START

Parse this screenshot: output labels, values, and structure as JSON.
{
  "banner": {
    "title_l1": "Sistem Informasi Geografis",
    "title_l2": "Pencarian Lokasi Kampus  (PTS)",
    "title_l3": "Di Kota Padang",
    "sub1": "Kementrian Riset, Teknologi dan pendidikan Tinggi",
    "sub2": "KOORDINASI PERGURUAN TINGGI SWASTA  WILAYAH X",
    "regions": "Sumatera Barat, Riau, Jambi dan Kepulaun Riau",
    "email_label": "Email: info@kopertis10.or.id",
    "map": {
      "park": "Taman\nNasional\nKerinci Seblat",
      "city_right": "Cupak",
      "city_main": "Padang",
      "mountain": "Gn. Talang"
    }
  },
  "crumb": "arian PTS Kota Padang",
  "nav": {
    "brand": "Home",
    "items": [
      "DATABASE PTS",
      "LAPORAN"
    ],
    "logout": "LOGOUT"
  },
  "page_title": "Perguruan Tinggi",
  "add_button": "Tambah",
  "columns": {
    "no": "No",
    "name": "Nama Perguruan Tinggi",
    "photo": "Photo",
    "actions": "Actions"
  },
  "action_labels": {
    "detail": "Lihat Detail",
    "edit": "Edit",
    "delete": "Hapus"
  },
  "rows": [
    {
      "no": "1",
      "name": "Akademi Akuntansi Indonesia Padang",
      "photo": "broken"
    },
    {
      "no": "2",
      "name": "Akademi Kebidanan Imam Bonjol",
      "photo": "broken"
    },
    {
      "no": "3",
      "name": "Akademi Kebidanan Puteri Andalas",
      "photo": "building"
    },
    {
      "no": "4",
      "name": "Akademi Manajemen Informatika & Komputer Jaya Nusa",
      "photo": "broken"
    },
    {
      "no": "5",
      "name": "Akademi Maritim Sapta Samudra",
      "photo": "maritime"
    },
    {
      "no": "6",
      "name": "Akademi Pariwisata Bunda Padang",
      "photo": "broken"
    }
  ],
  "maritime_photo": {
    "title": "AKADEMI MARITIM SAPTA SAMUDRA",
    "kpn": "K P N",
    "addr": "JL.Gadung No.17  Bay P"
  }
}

END

Set every line of the listing down word for word.

Parse this screenshot: output labels, values, and structure as JSON.
{
  "banner": {
    "title_l1": "Sistem Informasi Geografis",
    "title_l2": "Pencarian Lokasi Kampus  (PTS)",
    "title_l3": "Di Kota Padang",
    "sub1": "Kementrian Riset, Teknologi dan pendidikan Tinggi",
    "sub2": "KOORDINASI PERGURUAN TINGGI SWASTA  WILAYAH X",
    "regions": "Sumatera Barat, Riau, Jambi dan Kepulaun Riau",
    "email_label": "Email: info@kopertis10.or.id",
    "map": {
      "park": "Taman\nNasional\nKerinci Seblat",
      "city_right": "Cupak",
      "city_main": "Padang",
      "mountain": "Gn. Talang"
    }
  },
  "crumb": "arian PTS Kota Padang",
  "nav": {
    "brand": "Home",
    "items": [
      "DATABASE PTS",
      "LAPORAN"
    ],
    "logout": "LOGOUT"
  },
  "page_title": "Perguruan Tinggi",
  "add_button": "Tambah",
  "columns": {
    "no": "No",
    "name": "Nama Perguruan Tinggi",
    "photo": "Photo",
    "actions": "Actions"
  },
  "action_labels": {
    "detail": "Lihat Detail",
    "edit": "Edit",
    "delete": "Hapus"
  },
  "rows": [
    {
      "no": "1",
      "name": "Akademi Akuntansi Indonesia Padang",
      "photo": "broken"
    },
    {
      "no": "2",
      "name": "Akademi Kebidanan Imam Bonjol",
      "photo": "broken"
    },
    {
      "no": "3",
      "name": "Akademi Kebidanan Puteri Andalas",
      "photo": "building"
    },
    {
      "no": "4",
      "name": "Akademi Manajemen Informatika & Komputer Jaya Nusa",
      "photo": "broken"
    },
    {
      "no": "5",
      "name": "Akademi Maritim Sapta Samudra",
      "photo": "maritime"
    },
    {
      "no": "6",
      "name": "Akademi Pariwisata Bunda Padang",
      "photo": "broken"
    }
  ],
  "maritime_photo": {
    "title": "AKADEMI MARITIM SAPTA SAMUDRA",
    "kpn": "K P N",
    "addr": "JL.Gadung No.17  Bay P"
  }
}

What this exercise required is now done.